Print the listing as it stands, omitting all images.

── EXERCISE DATA ──

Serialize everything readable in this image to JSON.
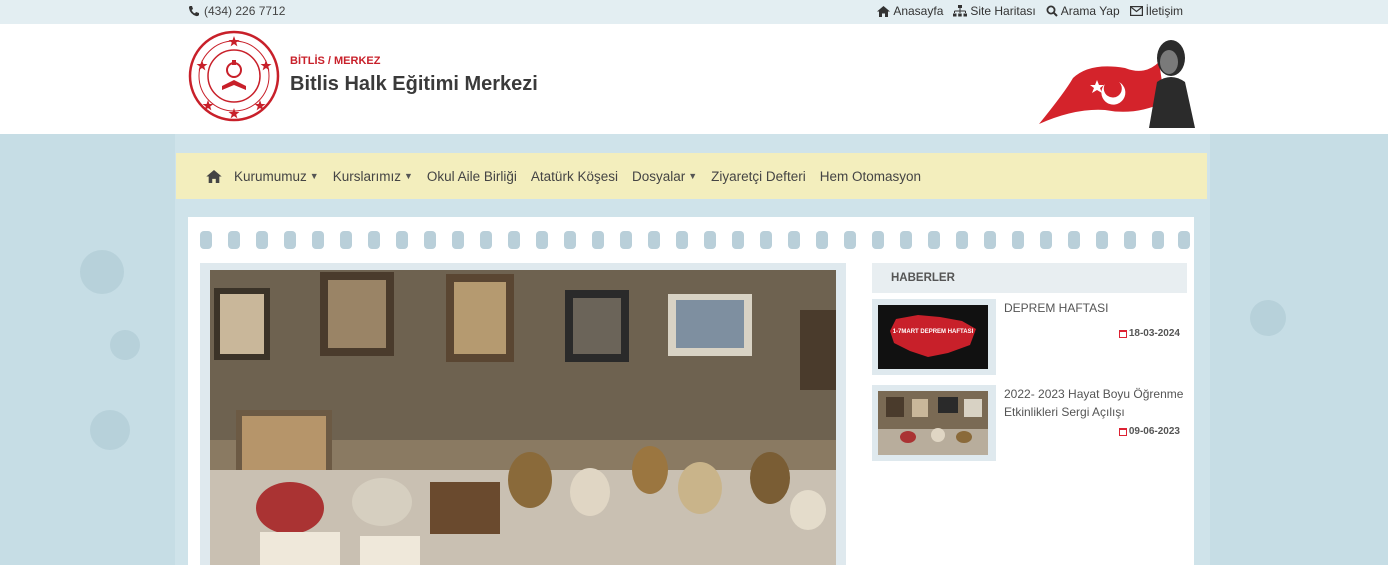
{
  "topbar": {
    "phone": "(434) 226 7712",
    "links": [
      {
        "label": "Anasayfa",
        "icon": "home-icon"
      },
      {
        "label": "Site Haritası",
        "icon": "sitemap-icon"
      },
      {
        "label": "Arama Yap",
        "icon": "search-icon"
      },
      {
        "label": "İletişim",
        "icon": "envelope-icon"
      }
    ]
  },
  "header": {
    "city": "BİTLİS / MERKEZ",
    "title": "Bitlis Halk Eğitimi Merkezi"
  },
  "nav": {
    "items": [
      {
        "label": "Kurumumuz",
        "dropdown": true
      },
      {
        "label": "Kurslarımız",
        "dropdown": true
      },
      {
        "label": "Okul Aile Birliği",
        "dropdown": false
      },
      {
        "label": "Atatürk Köşesi",
        "dropdown": false
      },
      {
        "label": "Dosyalar",
        "dropdown": true
      },
      {
        "label": "Ziyaretçi Defteri",
        "dropdown": false
      },
      {
        "label": "Hem Otomasyon",
        "dropdown": false
      }
    ]
  },
  "news": {
    "heading": "HABERLER",
    "items": [
      {
        "title": "DEPREM HAFTASI",
        "date": "18-03-2024",
        "thumb_text": "1-7MART DEPREM HAFTASI"
      },
      {
        "title": "2022- 2023 Hayat Boyu Öğrenme Etkinlikleri Sergi Açılışı",
        "date": "09-06-2023"
      }
    ]
  },
  "colors": {
    "accent_red": "#c8202a",
    "nav_bg": "#f3eebd",
    "page_bg": "#cfe3ea"
  }
}
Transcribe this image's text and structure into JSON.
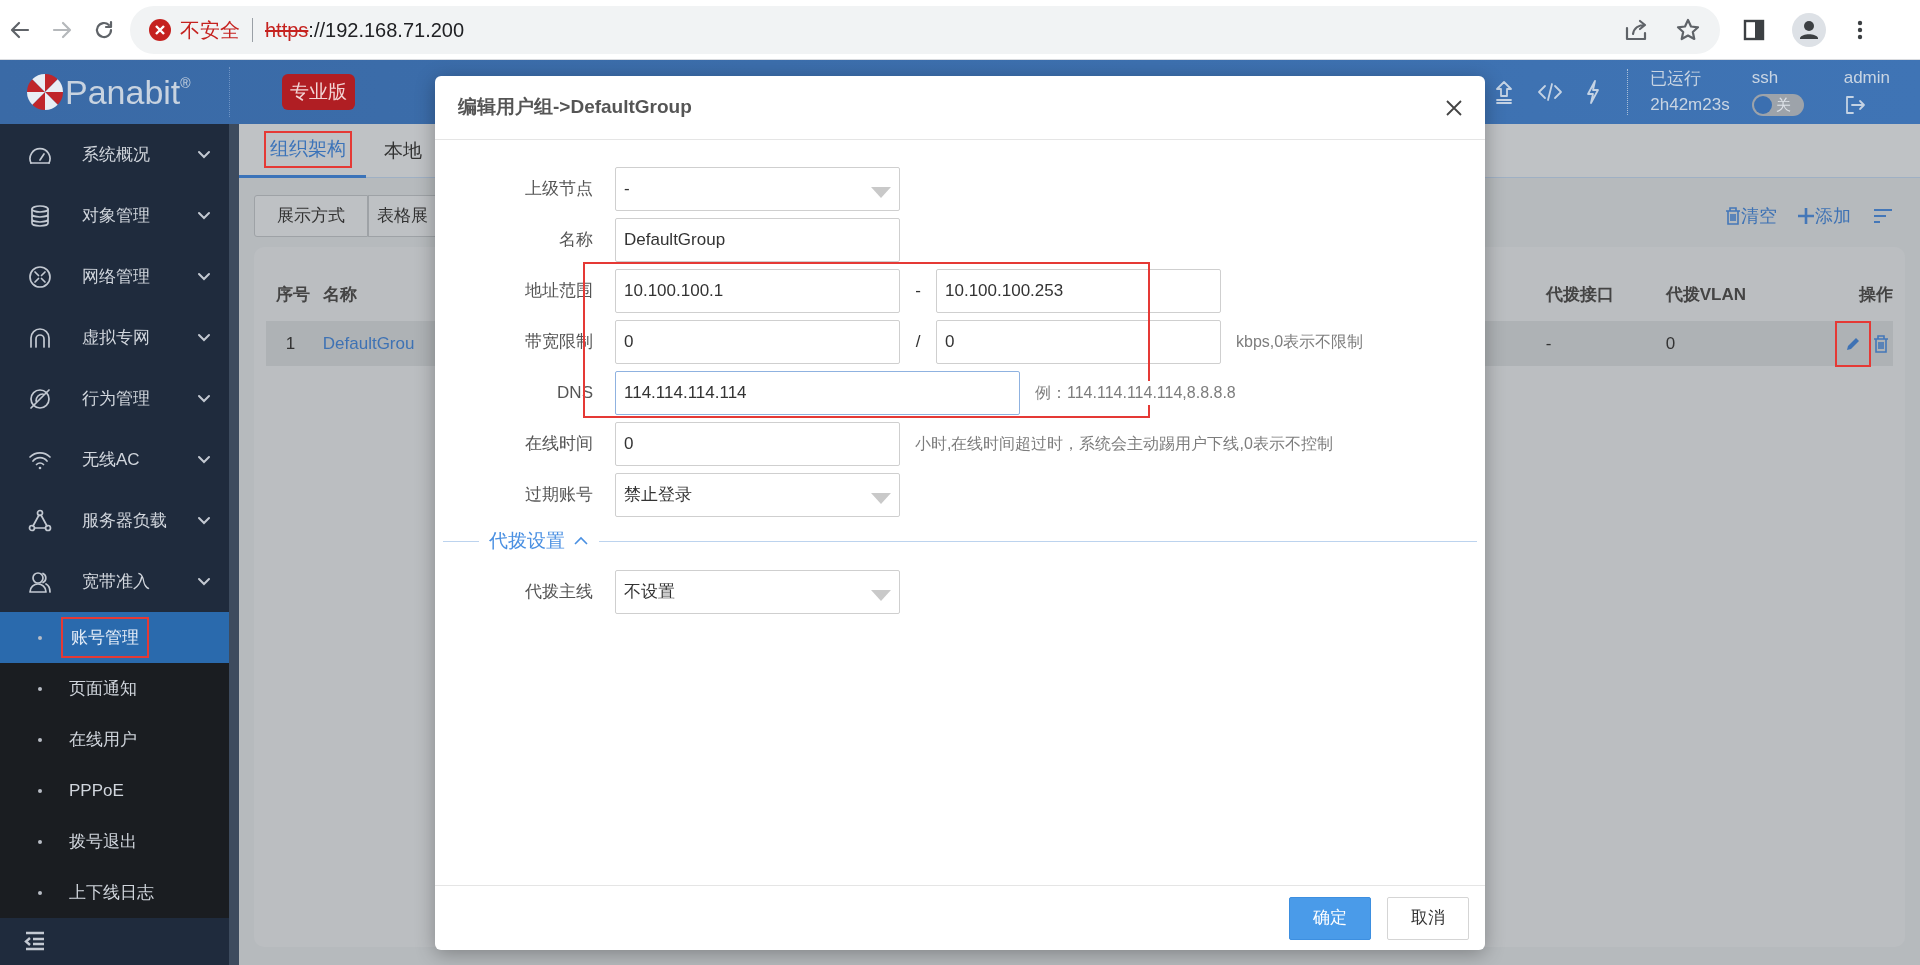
{
  "browser": {
    "security": "不安全",
    "url_scheme": "https",
    "url_rest": "://192.168.71.200"
  },
  "header": {
    "brand": "Panabit",
    "registered": "®",
    "edition": "专业版",
    "uptime_label": "已运行",
    "uptime": "2h42m23s",
    "ssh_label": "ssh",
    "ssh_toggle": {
      "on": false,
      "label": "关"
    },
    "user": "admin"
  },
  "sidebar": {
    "items": [
      {
        "label": "系统概况"
      },
      {
        "label": "对象管理"
      },
      {
        "label": "网络管理"
      },
      {
        "label": "虚拟专网"
      },
      {
        "label": "行为管理"
      },
      {
        "label": "无线AC"
      },
      {
        "label": "服务器负载"
      },
      {
        "label": "宽带准入",
        "children": [
          {
            "label": "账号管理",
            "selected": true,
            "highlighted": true
          },
          {
            "label": "页面通知",
            "selected": false,
            "highlighted": false
          },
          {
            "label": "在线用户",
            "selected": false,
            "highlighted": false
          },
          {
            "label": "PPPoE",
            "selected": false,
            "highlighted": false
          },
          {
            "label": "拨号退出",
            "selected": false,
            "highlighted": false
          },
          {
            "label": "上下线日志",
            "selected": false,
            "highlighted": false
          }
        ]
      }
    ]
  },
  "tabs": [
    {
      "label": "组织架构",
      "selected": true,
      "highlighted": true
    },
    {
      "label": "本地",
      "selected": false,
      "highlighted": false
    }
  ],
  "toolbar": {
    "view_label": "展示方式",
    "view_value": "表格展",
    "clear": "清空",
    "add": "添加"
  },
  "table": {
    "columns": [
      "序号",
      "名称",
      "代拨接口",
      "代拨VLAN",
      "操作"
    ],
    "rows": [
      {
        "cells": [
          "1",
          "DefaultGrou",
          "-",
          "0"
        ],
        "edit_highlighted": true
      }
    ]
  },
  "dialog": {
    "title": "编辑用户组->DefaultGroup",
    "fields": [
      {
        "label": "上级节点",
        "kind": "select",
        "value": "-",
        "highlighted": false
      },
      {
        "label": "名称",
        "kind": "text",
        "value": "DefaultGroup",
        "highlighted": false
      },
      {
        "label": "地址范围",
        "kind": "range",
        "value": "10.100.100.1",
        "separator": "-",
        "value2": "10.100.100.253",
        "highlighted": true
      },
      {
        "label": "带宽限制",
        "kind": "range",
        "value": "0",
        "separator": "/",
        "value2": "0",
        "hint": "kbps,0表示不限制",
        "highlighted": true
      },
      {
        "label": "DNS",
        "kind": "wide",
        "value": "114.114.114.114",
        "hint": "例：114.114.114.114,8.8.8.8",
        "focused": true,
        "highlighted": true
      },
      {
        "label": "在线时间",
        "kind": "text",
        "value": "0",
        "hint": "小时,在线时间超过时，系统会主动踢用户下线,0表示不控制",
        "highlighted": false
      },
      {
        "label": "过期账号",
        "kind": "select",
        "value": "禁止登录",
        "highlighted": false
      }
    ],
    "section": {
      "label": "代拨设置",
      "expanded": true,
      "fields": [
        {
          "label": "代拨主线",
          "kind": "select",
          "value": "不设置",
          "highlighted": false
        }
      ]
    },
    "buttons": [
      {
        "label": "确定",
        "kind": "primary"
      },
      {
        "label": "取消",
        "kind": "default"
      }
    ]
  }
}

───

-- ANSWER FOR THIS EXERCISE --
Serialize everything readable in this image to JSON.
{
  "topbar": {
    "phone": "(434) 226 7712",
    "links": [
      {
        "label": "Anasayfa",
        "icon": "home-icon"
      },
      {
        "label": "Site Haritası",
        "icon": "sitemap-icon"
      },
      {
        "label": "Arama Yap",
        "icon": "search-icon"
      },
      {
        "label": "İletişim",
        "icon": "envelope-icon"
      }
    ]
  },
  "header": {
    "city": "BİTLİS / MERKEZ",
    "title": "Bitlis Halk Eğitimi Merkezi"
  },
  "nav": {
    "items": [
      {
        "label": "Kurumumuz",
        "dropdown": true
      },
      {
        "label": "Kurslarımız",
        "dropdown": true
      },
      {
        "label": "Okul Aile Birliği",
        "dropdown": false
      },
      {
        "label": "Atatürk Köşesi",
        "dropdown": false
      },
      {
        "label": "Dosyalar",
        "dropdown": true
      },
      {
        "label": "Ziyaretçi Defteri",
        "dropdown": false
      },
      {
        "label": "Hem Otomasyon",
        "dropdown": false
      }
    ]
  },
  "news": {
    "heading": "HABERLER",
    "items": [
      {
        "title": "DEPREM HAFTASI",
        "date": "18-03-2024",
        "thumb_text": "1-7MART DEPREM HAFTASI"
      },
      {
        "title": "2022- 2023 Hayat Boyu Öğrenme Etkinlikleri Sergi Açılışı",
        "date": "09-06-2023"
      }
    ]
  },
  "colors": {
    "accent_red": "#c8202a",
    "nav_bg": "#f3eebd",
    "page_bg": "#cfe3ea"
  }
}
Transcribe this image's text and structure into JSON.
{
  "browser": {
    "security": "不安全",
    "url_scheme": "https",
    "url_rest": "://192.168.71.200"
  },
  "header": {
    "brand": "Panabit",
    "registered": "®",
    "edition": "专业版",
    "uptime_label": "已运行",
    "uptime": "2h42m23s",
    "ssh_label": "ssh",
    "ssh_toggle": {
      "on": false,
      "label": "关"
    },
    "user": "admin"
  },
  "sidebar": {
    "items": [
      {
        "label": "系统概况"
      },
      {
        "label": "对象管理"
      },
      {
        "label": "网络管理"
      },
      {
        "label": "虚拟专网"
      },
      {
        "label": "行为管理"
      },
      {
        "label": "无线AC"
      },
      {
        "label": "服务器负载"
      },
      {
        "label": "宽带准入",
        "children": [
          {
            "label": "账号管理",
            "selected": true,
            "highlighted": true
          },
          {
            "label": "页面通知",
            "selected": false,
            "highlighted": false
          },
          {
            "label": "在线用户",
            "selected": false,
            "highlighted": false
          },
          {
            "label": "PPPoE",
            "selected": false,
            "highlighted": false
          },
          {
            "label": "拨号退出",
            "selected": false,
            "highlighted": false
          },
          {
            "label": "上下线日志",
            "selected": false,
            "highlighted": false
          }
        ]
      }
    ]
  },
  "tabs": [
    {
      "label": "组织架构",
      "selected": true,
      "highlighted": true
    },
    {
      "label": "本地",
      "selected": false,
      "highlighted": false
    }
  ],
  "toolbar": {
    "view_label": "展示方式",
    "view_value": "表格展",
    "clear": "清空",
    "add": "添加"
  },
  "table": {
    "columns": [
      "序号",
      "名称",
      "代拨接口",
      "代拨VLAN",
      "操作"
    ],
    "rows": [
      {
        "cells": [
          "1",
          "DefaultGrou",
          "-",
          "0"
        ],
        "edit_highlighted": true
      }
    ]
  },
  "dialog": {
    "title": "编辑用户组->DefaultGroup",
    "fields": [
      {
        "label": "上级节点",
        "kind": "select",
        "value": "-",
        "highlighted": false
      },
      {
        "label": "名称",
        "kind": "text",
        "value": "DefaultGroup",
        "highlighted": false
      },
      {
        "label": "地址范围",
        "kind": "range",
        "value": "10.100.100.1",
        "separator": "-",
        "value2": "10.100.100.253",
        "highlighted": true
      },
      {
        "label": "带宽限制",
        "kind": "range",
        "value": "0",
        "separator": "/",
        "value2": "0",
        "hint": "kbps,0表示不限制",
        "highlighted": true
      },
      {
        "label": "DNS",
        "kind": "wide",
        "value": "114.114.114.114",
        "hint": "例：114.114.114.114,8.8.8.8",
        "focused": true,
        "highlighted": true
      },
      {
        "label": "在线时间",
        "kind": "text",
        "value": "0",
        "hint": "小时,在线时间超过时，系统会主动踢用户下线,0表示不控制",
        "highlighted": false
      },
      {
        "label": "过期账号",
        "kind": "select",
        "value": "禁止登录",
        "highlighted": false
      }
    ],
    "section": {
      "label": "代拨设置",
      "expanded": true,
      "fields": [
        {
          "label": "代拨主线",
          "kind": "select",
          "value": "不设置",
          "highlighted": false
        }
      ]
    },
    "buttons": [
      {
        "label": "确定",
        "kind": "primary"
      },
      {
        "label": "取消",
        "kind": "default"
      }
    ]
  }
}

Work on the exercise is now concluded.